### Input records:

------------------------------------------------------------

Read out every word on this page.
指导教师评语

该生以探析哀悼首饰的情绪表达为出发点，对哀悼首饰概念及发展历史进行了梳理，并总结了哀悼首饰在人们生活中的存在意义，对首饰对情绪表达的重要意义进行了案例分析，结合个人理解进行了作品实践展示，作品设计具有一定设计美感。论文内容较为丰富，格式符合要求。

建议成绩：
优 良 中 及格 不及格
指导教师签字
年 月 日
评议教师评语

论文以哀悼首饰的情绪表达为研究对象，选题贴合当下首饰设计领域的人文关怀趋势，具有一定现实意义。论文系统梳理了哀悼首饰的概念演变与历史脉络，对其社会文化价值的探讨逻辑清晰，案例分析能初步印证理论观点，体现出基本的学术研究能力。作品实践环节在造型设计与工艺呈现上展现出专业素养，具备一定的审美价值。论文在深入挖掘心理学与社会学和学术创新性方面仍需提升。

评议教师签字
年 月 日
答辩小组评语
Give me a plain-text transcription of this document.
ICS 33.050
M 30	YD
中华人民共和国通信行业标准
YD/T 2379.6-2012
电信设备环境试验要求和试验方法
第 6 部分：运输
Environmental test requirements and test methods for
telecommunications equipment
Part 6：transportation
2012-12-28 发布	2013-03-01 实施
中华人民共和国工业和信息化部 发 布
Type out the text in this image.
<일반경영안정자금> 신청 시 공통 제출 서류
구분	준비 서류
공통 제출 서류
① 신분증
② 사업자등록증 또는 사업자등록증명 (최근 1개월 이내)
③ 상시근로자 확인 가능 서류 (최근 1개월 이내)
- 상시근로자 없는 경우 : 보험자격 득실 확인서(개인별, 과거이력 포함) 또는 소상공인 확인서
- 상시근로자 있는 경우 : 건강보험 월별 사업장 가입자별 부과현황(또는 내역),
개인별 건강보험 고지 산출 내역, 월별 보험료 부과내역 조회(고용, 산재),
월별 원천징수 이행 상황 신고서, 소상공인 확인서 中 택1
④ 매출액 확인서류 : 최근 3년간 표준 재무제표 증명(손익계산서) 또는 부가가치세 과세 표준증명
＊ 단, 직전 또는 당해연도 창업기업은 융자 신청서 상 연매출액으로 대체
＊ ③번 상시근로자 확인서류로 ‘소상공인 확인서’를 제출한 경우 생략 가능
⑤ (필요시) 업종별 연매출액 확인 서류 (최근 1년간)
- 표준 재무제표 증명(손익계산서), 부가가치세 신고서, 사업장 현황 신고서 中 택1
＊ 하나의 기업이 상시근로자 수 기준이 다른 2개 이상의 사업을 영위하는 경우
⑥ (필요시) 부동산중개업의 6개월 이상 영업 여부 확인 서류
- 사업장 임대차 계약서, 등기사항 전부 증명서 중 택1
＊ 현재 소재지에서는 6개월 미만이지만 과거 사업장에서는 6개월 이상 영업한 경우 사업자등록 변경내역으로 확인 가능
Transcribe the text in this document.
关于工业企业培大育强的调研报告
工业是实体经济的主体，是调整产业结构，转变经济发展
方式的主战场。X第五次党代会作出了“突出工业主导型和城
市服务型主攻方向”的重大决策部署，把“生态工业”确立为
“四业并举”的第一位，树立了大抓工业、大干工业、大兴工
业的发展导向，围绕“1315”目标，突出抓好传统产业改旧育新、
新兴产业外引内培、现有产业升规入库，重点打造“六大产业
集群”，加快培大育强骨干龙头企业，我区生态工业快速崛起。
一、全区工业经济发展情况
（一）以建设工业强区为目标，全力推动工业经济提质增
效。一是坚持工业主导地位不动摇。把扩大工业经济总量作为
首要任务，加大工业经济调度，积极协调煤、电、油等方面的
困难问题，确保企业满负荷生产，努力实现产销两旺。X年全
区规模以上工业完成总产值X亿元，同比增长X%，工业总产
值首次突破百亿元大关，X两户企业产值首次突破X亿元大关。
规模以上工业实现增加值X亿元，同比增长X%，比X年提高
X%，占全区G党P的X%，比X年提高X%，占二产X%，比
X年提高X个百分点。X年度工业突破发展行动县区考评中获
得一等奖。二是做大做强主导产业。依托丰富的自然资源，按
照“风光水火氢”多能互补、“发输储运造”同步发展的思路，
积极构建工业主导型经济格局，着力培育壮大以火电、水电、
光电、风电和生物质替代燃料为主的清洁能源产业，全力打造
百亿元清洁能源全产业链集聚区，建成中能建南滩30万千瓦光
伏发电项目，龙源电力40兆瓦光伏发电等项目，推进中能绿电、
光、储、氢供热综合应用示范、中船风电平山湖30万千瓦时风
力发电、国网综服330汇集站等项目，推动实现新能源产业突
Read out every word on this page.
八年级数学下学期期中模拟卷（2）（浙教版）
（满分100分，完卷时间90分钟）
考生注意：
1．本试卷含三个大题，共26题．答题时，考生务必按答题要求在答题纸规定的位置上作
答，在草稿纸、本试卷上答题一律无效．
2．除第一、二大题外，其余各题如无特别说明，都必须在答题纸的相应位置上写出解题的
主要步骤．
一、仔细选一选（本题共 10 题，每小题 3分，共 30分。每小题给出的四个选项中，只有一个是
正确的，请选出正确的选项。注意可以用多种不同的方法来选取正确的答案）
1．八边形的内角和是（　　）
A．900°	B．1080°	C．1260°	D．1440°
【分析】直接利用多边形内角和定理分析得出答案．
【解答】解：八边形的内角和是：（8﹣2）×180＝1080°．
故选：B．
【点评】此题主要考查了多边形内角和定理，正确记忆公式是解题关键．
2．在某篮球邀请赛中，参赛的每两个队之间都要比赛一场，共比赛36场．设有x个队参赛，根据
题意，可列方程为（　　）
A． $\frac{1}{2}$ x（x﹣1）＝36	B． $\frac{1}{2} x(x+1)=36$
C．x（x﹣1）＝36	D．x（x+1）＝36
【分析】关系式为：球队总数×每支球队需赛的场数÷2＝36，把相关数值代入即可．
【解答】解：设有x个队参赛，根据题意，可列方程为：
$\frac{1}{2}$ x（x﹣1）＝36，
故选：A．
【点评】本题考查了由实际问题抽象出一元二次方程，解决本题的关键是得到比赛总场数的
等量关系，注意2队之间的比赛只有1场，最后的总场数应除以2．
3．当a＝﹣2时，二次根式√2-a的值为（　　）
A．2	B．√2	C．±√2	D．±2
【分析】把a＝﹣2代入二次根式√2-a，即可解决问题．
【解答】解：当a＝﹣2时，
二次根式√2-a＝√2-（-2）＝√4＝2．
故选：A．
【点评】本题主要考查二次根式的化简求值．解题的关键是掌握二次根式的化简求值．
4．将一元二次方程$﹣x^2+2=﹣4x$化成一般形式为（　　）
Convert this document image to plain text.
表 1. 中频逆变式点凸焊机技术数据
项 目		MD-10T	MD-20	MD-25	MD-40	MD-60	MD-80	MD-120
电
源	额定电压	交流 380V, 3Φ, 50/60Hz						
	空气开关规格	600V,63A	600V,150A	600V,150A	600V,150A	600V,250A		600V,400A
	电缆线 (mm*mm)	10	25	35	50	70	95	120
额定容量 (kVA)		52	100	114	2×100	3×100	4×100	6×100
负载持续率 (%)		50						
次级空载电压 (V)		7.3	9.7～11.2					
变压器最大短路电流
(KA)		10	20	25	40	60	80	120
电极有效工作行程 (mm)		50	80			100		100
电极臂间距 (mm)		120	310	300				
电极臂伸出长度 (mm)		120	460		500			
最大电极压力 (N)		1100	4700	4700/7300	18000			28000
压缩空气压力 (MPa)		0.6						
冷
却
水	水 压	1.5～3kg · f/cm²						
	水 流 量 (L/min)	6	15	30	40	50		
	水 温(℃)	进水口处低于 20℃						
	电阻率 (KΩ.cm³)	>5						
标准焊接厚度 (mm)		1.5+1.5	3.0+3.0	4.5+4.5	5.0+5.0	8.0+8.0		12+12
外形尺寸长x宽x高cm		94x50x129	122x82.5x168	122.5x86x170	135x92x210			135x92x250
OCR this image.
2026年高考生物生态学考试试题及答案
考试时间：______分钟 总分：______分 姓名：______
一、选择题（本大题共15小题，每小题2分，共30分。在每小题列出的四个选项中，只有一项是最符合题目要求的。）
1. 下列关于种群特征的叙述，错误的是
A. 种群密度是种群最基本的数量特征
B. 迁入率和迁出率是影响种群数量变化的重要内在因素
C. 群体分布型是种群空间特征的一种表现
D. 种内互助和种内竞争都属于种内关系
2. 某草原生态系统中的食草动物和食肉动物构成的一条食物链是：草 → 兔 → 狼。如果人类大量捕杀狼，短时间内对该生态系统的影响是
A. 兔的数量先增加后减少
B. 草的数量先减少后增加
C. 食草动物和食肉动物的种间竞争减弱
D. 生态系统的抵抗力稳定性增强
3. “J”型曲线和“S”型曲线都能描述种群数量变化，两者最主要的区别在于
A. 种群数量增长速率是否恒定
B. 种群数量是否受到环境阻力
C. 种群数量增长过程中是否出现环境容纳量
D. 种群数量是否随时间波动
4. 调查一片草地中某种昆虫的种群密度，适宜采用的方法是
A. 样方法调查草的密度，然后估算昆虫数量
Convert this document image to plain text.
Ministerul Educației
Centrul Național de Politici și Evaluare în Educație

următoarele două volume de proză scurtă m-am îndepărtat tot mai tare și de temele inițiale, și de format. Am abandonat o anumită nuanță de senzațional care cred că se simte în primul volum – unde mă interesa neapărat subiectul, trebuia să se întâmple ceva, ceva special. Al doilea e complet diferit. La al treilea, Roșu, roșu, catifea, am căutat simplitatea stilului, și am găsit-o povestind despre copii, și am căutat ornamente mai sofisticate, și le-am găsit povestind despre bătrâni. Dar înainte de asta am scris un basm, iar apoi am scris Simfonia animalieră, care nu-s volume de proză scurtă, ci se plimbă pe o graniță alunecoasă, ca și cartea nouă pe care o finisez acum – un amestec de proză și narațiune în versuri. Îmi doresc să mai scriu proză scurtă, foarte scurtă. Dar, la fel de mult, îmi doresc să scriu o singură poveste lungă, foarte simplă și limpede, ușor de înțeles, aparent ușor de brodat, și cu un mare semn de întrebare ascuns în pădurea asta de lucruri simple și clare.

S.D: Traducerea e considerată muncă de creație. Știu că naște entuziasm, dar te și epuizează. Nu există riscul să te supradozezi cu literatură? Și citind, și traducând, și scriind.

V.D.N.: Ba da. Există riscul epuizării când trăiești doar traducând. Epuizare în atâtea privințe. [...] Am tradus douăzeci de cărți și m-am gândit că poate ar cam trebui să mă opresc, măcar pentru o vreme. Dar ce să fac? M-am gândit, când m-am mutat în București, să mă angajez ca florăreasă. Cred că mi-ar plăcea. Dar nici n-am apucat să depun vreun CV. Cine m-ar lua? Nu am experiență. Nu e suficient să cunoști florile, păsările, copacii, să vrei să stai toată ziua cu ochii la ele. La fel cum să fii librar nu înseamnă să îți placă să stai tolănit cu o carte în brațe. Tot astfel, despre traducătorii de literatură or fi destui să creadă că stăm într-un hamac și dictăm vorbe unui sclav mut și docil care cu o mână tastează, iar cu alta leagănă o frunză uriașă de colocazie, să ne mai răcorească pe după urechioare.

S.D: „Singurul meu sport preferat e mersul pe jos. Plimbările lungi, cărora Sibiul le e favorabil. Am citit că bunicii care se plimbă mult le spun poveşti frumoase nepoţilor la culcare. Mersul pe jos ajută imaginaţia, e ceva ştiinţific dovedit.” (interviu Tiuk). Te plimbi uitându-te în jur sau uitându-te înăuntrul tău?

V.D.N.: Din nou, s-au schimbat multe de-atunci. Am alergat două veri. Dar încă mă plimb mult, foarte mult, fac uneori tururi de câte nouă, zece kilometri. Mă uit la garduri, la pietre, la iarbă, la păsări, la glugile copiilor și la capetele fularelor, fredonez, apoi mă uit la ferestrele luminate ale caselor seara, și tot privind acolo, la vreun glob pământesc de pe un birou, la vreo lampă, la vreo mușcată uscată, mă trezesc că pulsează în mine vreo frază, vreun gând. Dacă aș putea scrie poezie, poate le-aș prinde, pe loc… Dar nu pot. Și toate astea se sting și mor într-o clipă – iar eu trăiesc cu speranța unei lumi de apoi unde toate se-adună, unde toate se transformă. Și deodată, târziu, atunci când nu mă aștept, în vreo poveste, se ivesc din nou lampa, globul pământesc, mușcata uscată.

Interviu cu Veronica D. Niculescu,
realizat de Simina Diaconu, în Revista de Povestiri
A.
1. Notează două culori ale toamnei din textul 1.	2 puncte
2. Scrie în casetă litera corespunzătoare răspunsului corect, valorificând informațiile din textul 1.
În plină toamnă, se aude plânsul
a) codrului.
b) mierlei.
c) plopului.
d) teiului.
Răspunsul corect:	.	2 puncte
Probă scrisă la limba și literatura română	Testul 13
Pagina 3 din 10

------------------------------------------------------------

### Set problem:
Gather each line of the listing that holds the string "同比增长X".

### Solution to the exercise:
区规模以上工业完成总产值X亿元，同比增长X%，工业总产
规模以上工业实现增加值X亿元，同比增长X%，比X年提高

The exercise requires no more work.